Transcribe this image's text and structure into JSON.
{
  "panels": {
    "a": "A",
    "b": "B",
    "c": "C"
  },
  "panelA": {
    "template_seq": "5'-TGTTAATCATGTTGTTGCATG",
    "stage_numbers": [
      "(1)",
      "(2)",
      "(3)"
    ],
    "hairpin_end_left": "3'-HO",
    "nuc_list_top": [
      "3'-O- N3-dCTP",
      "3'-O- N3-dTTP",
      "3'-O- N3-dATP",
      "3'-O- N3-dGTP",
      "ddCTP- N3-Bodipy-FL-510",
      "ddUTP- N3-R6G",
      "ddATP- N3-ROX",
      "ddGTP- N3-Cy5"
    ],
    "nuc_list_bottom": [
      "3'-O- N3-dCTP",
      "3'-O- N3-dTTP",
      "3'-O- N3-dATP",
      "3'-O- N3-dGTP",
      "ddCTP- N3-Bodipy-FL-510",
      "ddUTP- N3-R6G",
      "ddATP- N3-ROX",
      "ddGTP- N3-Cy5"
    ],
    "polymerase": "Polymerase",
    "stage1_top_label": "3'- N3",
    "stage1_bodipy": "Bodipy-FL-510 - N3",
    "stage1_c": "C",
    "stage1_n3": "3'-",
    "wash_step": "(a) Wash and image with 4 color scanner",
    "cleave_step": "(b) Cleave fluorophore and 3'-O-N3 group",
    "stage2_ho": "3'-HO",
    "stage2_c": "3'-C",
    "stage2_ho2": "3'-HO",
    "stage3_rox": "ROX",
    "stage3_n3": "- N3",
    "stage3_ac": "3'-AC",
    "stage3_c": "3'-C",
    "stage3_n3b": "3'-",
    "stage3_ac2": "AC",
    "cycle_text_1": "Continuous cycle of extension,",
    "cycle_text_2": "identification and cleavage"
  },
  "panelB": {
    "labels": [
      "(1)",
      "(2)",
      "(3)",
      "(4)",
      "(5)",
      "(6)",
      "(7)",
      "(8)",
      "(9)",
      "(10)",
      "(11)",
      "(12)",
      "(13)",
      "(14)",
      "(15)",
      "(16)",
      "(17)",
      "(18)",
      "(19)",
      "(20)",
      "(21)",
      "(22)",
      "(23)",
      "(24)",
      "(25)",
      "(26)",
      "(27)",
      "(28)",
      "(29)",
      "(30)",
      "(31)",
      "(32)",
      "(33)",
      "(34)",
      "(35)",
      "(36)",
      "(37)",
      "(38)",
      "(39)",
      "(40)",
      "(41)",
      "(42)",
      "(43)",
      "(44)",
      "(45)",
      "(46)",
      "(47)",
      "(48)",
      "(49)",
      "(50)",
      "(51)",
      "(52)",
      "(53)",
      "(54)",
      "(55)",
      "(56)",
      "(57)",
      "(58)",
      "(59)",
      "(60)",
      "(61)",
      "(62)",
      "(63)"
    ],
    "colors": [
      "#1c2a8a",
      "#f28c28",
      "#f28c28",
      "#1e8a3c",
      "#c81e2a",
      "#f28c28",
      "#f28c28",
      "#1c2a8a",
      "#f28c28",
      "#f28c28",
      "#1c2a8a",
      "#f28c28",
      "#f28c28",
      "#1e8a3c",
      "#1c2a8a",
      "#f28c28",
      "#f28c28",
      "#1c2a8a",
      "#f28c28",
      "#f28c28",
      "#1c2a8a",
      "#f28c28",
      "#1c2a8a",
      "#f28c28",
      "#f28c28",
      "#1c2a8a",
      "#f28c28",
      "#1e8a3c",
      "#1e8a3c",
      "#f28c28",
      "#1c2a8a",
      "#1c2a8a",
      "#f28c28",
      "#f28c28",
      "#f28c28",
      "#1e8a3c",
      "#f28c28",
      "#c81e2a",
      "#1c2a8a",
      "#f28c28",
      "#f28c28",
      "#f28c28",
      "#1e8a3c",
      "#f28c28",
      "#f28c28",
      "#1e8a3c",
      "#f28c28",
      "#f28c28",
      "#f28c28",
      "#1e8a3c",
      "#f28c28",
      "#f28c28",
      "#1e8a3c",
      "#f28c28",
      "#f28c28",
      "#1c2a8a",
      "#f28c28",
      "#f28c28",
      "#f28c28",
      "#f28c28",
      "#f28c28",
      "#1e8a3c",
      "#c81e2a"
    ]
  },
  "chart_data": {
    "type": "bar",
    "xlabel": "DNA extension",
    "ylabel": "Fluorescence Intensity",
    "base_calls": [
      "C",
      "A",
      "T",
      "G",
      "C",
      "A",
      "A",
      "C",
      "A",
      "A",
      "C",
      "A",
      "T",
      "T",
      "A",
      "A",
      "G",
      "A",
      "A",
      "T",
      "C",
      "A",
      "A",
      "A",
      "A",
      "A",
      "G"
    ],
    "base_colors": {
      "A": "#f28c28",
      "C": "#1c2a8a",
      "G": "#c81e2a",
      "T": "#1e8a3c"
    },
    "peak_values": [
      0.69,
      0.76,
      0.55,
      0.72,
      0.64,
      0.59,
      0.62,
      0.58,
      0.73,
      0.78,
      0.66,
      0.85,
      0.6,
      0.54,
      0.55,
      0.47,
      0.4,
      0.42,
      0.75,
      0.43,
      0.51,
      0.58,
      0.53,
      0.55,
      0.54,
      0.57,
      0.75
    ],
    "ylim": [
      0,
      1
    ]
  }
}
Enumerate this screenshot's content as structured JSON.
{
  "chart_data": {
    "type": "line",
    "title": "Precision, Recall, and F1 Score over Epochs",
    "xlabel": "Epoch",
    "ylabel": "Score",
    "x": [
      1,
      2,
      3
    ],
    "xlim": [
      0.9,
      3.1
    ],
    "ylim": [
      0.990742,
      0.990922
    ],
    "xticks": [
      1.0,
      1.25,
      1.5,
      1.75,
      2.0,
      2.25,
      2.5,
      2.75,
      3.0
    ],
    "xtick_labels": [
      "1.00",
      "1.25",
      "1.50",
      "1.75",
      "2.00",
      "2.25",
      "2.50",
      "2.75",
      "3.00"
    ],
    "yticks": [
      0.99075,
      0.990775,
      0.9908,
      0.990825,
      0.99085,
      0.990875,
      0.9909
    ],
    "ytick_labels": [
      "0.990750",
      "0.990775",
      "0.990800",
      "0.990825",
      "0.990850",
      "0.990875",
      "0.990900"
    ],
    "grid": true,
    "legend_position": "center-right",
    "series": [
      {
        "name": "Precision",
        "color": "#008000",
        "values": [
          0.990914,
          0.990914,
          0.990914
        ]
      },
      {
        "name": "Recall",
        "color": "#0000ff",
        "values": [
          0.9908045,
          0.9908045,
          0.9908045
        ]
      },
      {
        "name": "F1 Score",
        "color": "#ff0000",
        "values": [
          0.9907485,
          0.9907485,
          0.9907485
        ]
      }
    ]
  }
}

*Requirements*
Where a line of the material above holds the string "extension", copy that line.

*Output*
    "cycle_text_1": "Continuous cycle of extension,",
    "xlabel": "DNA extension",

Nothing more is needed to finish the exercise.